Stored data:

++++++++++++++++++++

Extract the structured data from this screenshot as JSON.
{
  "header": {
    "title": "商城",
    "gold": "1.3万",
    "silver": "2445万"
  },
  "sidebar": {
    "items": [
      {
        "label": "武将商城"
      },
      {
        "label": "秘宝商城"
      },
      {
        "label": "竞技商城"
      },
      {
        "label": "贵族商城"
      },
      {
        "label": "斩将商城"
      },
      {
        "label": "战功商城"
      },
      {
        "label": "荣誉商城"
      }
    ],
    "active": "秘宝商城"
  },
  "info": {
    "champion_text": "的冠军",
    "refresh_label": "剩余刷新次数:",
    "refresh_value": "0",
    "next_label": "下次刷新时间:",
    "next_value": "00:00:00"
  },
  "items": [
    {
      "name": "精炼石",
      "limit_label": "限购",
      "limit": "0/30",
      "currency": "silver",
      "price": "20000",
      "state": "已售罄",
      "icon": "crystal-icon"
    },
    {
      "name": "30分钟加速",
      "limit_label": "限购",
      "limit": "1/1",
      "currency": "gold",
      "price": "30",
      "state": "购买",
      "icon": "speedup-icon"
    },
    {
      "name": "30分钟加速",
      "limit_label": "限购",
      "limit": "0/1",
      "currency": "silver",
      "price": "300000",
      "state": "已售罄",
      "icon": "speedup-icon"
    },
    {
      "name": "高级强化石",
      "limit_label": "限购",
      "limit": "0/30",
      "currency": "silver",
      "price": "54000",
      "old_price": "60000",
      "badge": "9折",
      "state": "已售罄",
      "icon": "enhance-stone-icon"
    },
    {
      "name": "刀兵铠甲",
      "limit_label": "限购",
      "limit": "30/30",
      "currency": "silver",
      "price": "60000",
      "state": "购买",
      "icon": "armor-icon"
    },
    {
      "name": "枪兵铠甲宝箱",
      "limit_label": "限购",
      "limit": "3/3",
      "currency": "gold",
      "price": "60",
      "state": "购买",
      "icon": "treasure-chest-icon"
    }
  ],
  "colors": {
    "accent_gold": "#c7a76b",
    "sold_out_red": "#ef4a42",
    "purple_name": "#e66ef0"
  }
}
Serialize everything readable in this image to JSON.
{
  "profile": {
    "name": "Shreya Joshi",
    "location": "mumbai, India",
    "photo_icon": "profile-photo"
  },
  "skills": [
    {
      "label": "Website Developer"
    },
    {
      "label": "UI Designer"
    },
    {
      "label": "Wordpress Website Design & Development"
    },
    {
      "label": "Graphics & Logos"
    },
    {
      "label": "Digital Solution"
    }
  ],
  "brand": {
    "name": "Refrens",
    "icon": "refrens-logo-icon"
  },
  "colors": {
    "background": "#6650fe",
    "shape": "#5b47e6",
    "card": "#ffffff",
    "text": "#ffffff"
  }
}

++++++++++++++++++++

Copy only the stretch running from the line containing "Serialize everything readable" to the final line of the entries, both ends included, exactly as it stands.

Serialize everything readable in this image to JSON.
{
  "profile": {
    "name": "Shreya Joshi",
    "location": "mumbai, India",
    "photo_icon": "profile-photo"
  },
  "skills": [
    {
      "label": "Website Developer"
    },
    {
      "label": "UI Designer"
    },
    {
      "label": "Wordpress Website Design & Development"
    },
    {
      "label": "Graphics & Logos"
    },
    {
      "label": "Digital Solution"
    }
  ],
  "brand": {
    "name": "Refrens",
    "icon": "refrens-logo-icon"
  },
  "colors": {
    "background": "#6650fe",
    "shape": "#5b47e6",
    "card": "#ffffff",
    "text": "#ffffff"
  }
}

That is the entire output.